**RECORD LIST:**
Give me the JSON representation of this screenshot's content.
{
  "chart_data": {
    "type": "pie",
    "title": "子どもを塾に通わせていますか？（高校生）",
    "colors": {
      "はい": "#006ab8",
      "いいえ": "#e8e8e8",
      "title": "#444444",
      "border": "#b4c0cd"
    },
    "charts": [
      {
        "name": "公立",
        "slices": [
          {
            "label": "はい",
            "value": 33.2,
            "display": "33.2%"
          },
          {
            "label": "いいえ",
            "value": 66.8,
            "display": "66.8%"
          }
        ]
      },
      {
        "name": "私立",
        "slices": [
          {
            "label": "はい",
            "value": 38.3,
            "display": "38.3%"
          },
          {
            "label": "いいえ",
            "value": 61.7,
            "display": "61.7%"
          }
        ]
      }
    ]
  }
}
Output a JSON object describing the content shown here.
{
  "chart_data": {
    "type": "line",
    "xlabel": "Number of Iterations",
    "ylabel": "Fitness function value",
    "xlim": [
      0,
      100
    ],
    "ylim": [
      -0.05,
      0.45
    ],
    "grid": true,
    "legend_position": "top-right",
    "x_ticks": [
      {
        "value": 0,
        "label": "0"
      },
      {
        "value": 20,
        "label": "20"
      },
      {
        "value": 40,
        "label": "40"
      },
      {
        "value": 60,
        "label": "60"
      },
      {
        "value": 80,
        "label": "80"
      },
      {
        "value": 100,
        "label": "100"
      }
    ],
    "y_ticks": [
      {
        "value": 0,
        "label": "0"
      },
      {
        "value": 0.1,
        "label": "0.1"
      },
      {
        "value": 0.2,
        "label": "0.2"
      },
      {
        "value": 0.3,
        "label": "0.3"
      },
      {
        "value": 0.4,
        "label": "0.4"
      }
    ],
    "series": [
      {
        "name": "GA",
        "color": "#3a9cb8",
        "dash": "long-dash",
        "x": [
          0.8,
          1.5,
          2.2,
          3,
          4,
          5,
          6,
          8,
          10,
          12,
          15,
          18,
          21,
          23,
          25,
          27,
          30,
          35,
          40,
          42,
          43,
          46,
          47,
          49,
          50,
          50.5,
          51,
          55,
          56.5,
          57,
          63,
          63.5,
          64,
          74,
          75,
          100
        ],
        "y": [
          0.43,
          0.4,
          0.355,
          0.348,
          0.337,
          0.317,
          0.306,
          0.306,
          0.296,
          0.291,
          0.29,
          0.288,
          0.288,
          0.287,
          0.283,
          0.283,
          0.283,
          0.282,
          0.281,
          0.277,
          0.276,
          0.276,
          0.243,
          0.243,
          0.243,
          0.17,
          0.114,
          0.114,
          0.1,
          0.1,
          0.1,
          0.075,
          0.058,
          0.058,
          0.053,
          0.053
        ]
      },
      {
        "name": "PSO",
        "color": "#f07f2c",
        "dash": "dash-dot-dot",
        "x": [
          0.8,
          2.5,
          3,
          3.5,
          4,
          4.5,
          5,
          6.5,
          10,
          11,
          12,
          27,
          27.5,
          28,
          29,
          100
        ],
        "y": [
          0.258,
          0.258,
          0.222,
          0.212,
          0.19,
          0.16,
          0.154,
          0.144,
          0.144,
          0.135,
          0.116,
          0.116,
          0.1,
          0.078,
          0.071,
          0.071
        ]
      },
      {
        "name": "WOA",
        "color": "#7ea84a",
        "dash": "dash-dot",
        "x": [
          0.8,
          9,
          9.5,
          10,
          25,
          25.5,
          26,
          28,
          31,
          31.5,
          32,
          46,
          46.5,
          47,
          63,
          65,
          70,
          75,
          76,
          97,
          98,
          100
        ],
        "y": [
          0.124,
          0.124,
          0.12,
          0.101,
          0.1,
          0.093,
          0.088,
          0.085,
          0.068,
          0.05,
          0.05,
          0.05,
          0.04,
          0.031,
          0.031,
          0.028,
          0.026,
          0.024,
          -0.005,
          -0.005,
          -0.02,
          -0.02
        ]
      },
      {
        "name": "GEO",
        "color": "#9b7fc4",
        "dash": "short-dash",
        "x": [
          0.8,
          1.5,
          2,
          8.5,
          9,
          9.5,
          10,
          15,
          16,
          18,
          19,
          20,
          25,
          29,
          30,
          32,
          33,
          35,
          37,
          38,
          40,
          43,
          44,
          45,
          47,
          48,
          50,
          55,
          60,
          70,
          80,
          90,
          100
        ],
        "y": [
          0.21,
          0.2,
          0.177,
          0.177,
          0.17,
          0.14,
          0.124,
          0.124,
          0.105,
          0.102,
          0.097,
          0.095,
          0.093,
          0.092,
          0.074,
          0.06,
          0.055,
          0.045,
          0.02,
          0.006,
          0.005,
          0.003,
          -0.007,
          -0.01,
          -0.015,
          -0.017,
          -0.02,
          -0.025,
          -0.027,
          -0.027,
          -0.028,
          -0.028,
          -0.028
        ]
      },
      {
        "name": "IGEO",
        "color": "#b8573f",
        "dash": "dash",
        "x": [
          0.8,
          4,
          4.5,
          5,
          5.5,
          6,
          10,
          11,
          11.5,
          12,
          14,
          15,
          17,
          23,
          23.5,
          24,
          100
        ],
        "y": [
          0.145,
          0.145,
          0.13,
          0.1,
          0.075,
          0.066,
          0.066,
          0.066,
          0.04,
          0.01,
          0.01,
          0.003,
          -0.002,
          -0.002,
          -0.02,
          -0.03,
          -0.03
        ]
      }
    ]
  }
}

**GIVEN TASK:**
Reproduce each entry exactly, leaving out nothing.

**RESPONSE TO THE EXERCISE:**
Give me the JSON representation of this screenshot's content.
{
  "chart_data": {
    "type": "pie",
    "title": "子どもを塾に通わせていますか？（高校生）",
    "colors": {
      "はい": "#006ab8",
      "いいえ": "#e8e8e8",
      "title": "#444444",
      "border": "#b4c0cd"
    },
    "charts": [
      {
        "name": "公立",
        "slices": [
          {
            "label": "はい",
            "value": 33.2,
            "display": "33.2%"
          },
          {
            "label": "いいえ",
            "value": 66.8,
            "display": "66.8%"
          }
        ]
      },
      {
        "name": "私立",
        "slices": [
          {
            "label": "はい",
            "value": 38.3,
            "display": "38.3%"
          },
          {
            "label": "いいえ",
            "value": 61.7,
            "display": "61.7%"
          }
        ]
      }
    ]
  }
}
Output a JSON object describing the content shown here.
{
  "chart_data": {
    "type": "line",
    "xlabel": "Number of Iterations",
    "ylabel": "Fitness function value",
    "xlim": [
      0,
      100
    ],
    "ylim": [
      -0.05,
      0.45
    ],
    "grid": true,
    "legend_position": "top-right",
    "x_ticks": [
      {
        "value": 0,
        "label": "0"
      },
      {
        "value": 20,
        "label": "20"
      },
      {
        "value": 40,
        "label": "40"
      },
      {
        "value": 60,
        "label": "60"
      },
      {
        "value": 80,
        "label": "80"
      },
      {
        "value": 100,
        "label": "100"
      }
    ],
    "y_ticks": [
      {
        "value": 0,
        "label": "0"
      },
      {
        "value": 0.1,
        "label": "0.1"
      },
      {
        "value": 0.2,
        "label": "0.2"
      },
      {
        "value": 0.3,
        "label": "0.3"
      },
      {
        "value": 0.4,
        "label": "0.4"
      }
    ],
    "series": [
      {
        "name": "GA",
        "color": "#3a9cb8",
        "dash": "long-dash",
        "x": [
          0.8,
          1.5,
          2.2,
          3,
          4,
          5,
          6,
          8,
          10,
          12,
          15,
          18,
          21,
          23,
          25,
          27,
          30,
          35,
          40,
          42,
          43,
          46,
          47,
          49,
          50,
          50.5,
          51,
          55,
          56.5,
          57,
          63,
          63.5,
          64,
          74,
          75,
          100
        ],
        "y": [
          0.43,
          0.4,
          0.355,
          0.348,
          0.337,
          0.317,
          0.306,
          0.306,
          0.296,
          0.291,
          0.29,
          0.288,
          0.288,
          0.287,
          0.283,
          0.283,
          0.283,
          0.282,
          0.281,
          0.277,
          0.276,
          0.276,
          0.243,
          0.243,
          0.243,
          0.17,
          0.114,
          0.114,
          0.1,
          0.1,
          0.1,
          0.075,
          0.058,
          0.058,
          0.053,
          0.053
        ]
      },
      {
        "name": "PSO",
        "color": "#f07f2c",
        "dash": "dash-dot-dot",
        "x": [
          0.8,
          2.5,
          3,
          3.5,
          4,
          4.5,
          5,
          6.5,
          10,
          11,
          12,
          27,
          27.5,
          28,
          29,
          100
        ],
        "y": [
          0.258,
          0.258,
          0.222,
          0.212,
          0.19,
          0.16,
          0.154,
          0.144,
          0.144,
          0.135,
          0.116,
          0.116,
          0.1,
          0.078,
          0.071,
          0.071
        ]
      },
      {
        "name": "WOA",
        "color": "#7ea84a",
        "dash": "dash-dot",
        "x": [
          0.8,
          9,
          9.5,
          10,
          25,
          25.5,
          26,
          28,
          31,
          31.5,
          32,
          46,
          46.5,
          47,
          63,
          65,
          70,
          75,
          76,
          97,
          98,
          100
        ],
        "y": [
          0.124,
          0.124,
          0.12,
          0.101,
          0.1,
          0.093,
          0.088,
          0.085,
          0.068,
          0.05,
          0.05,
          0.05,
          0.04,
          0.031,
          0.031,
          0.028,
          0.026,
          0.024,
          -0.005,
          -0.005,
          -0.02,
          -0.02
        ]
      },
      {
        "name": "GEO",
        "color": "#9b7fc4",
        "dash": "short-dash",
        "x": [
          0.8,
          1.5,
          2,
          8.5,
          9,
          9.5,
          10,
          15,
          16,
          18,
          19,
          20,
          25,
          29,
          30,
          32,
          33,
          35,
          37,
          38,
          40,
          43,
          44,
          45,
          47,
          48,
          50,
          55,
          60,
          70,
          80,
          90,
          100
        ],
        "y": [
          0.21,
          0.2,
          0.177,
          0.177,
          0.17,
          0.14,
          0.124,
          0.124,
          0.105,
          0.102,
          0.097,
          0.095,
          0.093,
          0.092,
          0.074,
          0.06,
          0.055,
          0.045,
          0.02,
          0.006,
          0.005,
          0.003,
          -0.007,
          -0.01,
          -0.015,
          -0.017,
          -0.02,
          -0.025,
          -0.027,
          -0.027,
          -0.028,
          -0.028,
          -0.028
        ]
      },
      {
        "name": "IGEO",
        "color": "#b8573f",
        "dash": "dash",
        "x": [
          0.8,
          4,
          4.5,
          5,
          5.5,
          6,
          10,
          11,
          11.5,
          12,
          14,
          15,
          17,
          23,
          23.5,
          24,
          100
        ],
        "y": [
          0.145,
          0.145,
          0.13,
          0.1,
          0.075,
          0.066,
          0.066,
          0.066,
          0.04,
          0.01,
          0.01,
          0.003,
          -0.002,
          -0.002,
          -0.02,
          -0.03,
          -0.03
        ]
      }
    ]
  }
}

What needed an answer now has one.